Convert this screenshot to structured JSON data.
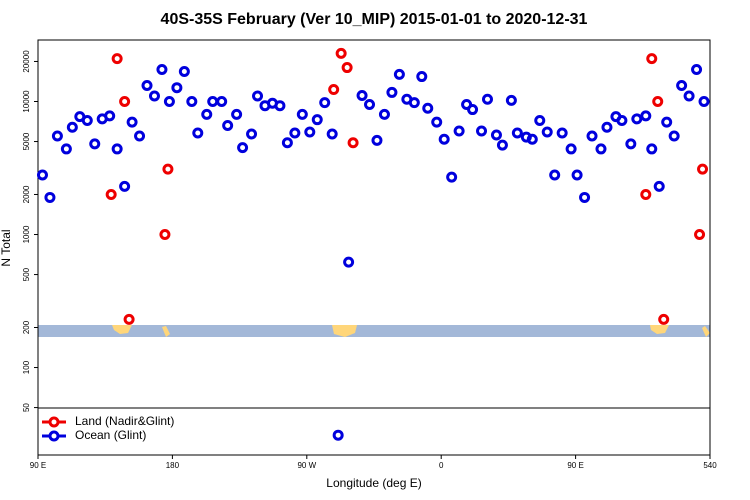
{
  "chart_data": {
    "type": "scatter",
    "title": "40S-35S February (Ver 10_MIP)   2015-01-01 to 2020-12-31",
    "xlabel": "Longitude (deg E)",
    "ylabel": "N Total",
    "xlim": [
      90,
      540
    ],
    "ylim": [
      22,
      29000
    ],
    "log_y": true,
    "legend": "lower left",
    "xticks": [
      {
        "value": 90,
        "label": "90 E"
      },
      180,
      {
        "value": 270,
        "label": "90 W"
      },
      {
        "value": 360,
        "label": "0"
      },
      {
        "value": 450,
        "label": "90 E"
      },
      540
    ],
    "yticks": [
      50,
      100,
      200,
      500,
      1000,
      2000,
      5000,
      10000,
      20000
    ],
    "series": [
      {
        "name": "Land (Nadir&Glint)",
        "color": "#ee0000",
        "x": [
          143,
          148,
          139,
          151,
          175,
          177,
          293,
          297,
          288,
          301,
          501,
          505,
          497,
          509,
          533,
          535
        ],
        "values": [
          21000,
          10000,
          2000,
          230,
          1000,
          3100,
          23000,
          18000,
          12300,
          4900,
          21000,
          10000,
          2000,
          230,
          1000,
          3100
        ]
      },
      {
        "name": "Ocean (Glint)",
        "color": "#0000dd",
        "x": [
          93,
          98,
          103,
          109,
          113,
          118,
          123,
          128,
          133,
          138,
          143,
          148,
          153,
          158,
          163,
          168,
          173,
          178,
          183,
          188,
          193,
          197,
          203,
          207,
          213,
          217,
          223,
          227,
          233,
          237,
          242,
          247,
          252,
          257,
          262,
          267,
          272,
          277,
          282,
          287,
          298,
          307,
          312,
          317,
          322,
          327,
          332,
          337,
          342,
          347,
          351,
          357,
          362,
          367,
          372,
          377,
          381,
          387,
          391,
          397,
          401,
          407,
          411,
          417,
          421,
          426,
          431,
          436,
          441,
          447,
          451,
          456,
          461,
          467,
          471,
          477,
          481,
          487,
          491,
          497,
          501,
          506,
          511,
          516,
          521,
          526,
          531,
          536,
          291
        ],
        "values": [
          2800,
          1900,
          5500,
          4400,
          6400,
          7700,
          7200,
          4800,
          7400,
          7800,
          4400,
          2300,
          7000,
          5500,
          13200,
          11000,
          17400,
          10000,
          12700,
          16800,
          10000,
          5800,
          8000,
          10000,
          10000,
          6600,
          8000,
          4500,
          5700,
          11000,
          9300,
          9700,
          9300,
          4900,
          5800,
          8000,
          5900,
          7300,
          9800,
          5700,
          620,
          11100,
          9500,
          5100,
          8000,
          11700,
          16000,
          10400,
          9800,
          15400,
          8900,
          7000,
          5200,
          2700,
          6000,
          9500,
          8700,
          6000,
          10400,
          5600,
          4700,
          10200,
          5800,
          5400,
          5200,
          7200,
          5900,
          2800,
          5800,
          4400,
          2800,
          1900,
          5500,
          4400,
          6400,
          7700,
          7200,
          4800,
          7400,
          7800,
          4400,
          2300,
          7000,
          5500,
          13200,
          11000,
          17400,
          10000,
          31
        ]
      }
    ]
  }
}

▶ **DIRECTIVE**: Leave out the pictures and copy everything else in the records word for word.

▶ **FINISHED TASK**:
Convert this screenshot to structured JSON data.
{
  "chart_data": {
    "type": "scatter",
    "title": "40S-35S February (Ver 10_MIP)   2015-01-01 to 2020-12-31",
    "xlabel": "Longitude (deg E)",
    "ylabel": "N Total",
    "xlim": [
      90,
      540
    ],
    "ylim": [
      22,
      29000
    ],
    "log_y": true,
    "legend": "lower left",
    "xticks": [
      {
        "value": 90,
        "label": "90 E"
      },
      180,
      {
        "value": 270,
        "label": "90 W"
      },
      {
        "value": 360,
        "label": "0"
      },
      {
        "value": 450,
        "label": "90 E"
      },
      540
    ],
    "yticks": [
      50,
      100,
      200,
      500,
      1000,
      2000,
      5000,
      10000,
      20000
    ],
    "series": [
      {
        "name": "Land (Nadir&Glint)",
        "color": "#ee0000",
        "x": [
          143,
          148,
          139,
          151,
          175,
          177,
          293,
          297,
          288,
          301,
          501,
          505,
          497,
          509,
          533,
          535
        ],
        "values": [
          21000,
          10000,
          2000,
          230,
          1000,
          3100,
          23000,
          18000,
          12300,
          4900,
          21000,
          10000,
          2000,
          230,
          1000,
          3100
        ]
      },
      {
        "name": "Ocean (Glint)",
        "color": "#0000dd",
        "x": [
          93,
          98,
          103,
          109,
          113,
          118,
          123,
          128,
          133,
          138,
          143,
          148,
          153,
          158,
          163,
          168,
          173,
          178,
          183,
          188,
          193,
          197,
          203,
          207,
          213,
          217,
          223,
          227,
          233,
          237,
          242,
          247,
          252,
          257,
          262,
          267,
          272,
          277,
          282,
          287,
          298,
          307,
          312,
          317,
          322,
          327,
          332,
          337,
          342,
          347,
          351,
          357,
          362,
          367,
          372,
          377,
          381,
          387,
          391,
          397,
          401,
          407,
          411,
          417,
          421,
          426,
          431,
          436,
          441,
          447,
          451,
          456,
          461,
          467,
          471,
          477,
          481,
          487,
          491,
          497,
          501,
          506,
          511,
          516,
          521,
          526,
          531,
          536,
          291
        ],
        "values": [
          2800,
          1900,
          5500,
          4400,
          6400,
          7700,
          7200,
          4800,
          7400,
          7800,
          4400,
          2300,
          7000,
          5500,
          13200,
          11000,
          17400,
          10000,
          12700,
          16800,
          10000,
          5800,
          8000,
          10000,
          10000,
          6600,
          8000,
          4500,
          5700,
          11000,
          9300,
          9700,
          9300,
          4900,
          5800,
          8000,
          5900,
          7300,
          9800,
          5700,
          620,
          11100,
          9500,
          5100,
          8000,
          11700,
          16000,
          10400,
          9800,
          15400,
          8900,
          7000,
          5200,
          2700,
          6000,
          9500,
          8700,
          6000,
          10400,
          5600,
          4700,
          10200,
          5800,
          5400,
          5200,
          7200,
          5900,
          2800,
          5800,
          4400,
          2800,
          1900,
          5500,
          4400,
          6400,
          7700,
          7200,
          4800,
          7400,
          7800,
          4400,
          2300,
          7000,
          5500,
          13200,
          11000,
          17400,
          10000,
          31
        ]
      }
    ]
  }
}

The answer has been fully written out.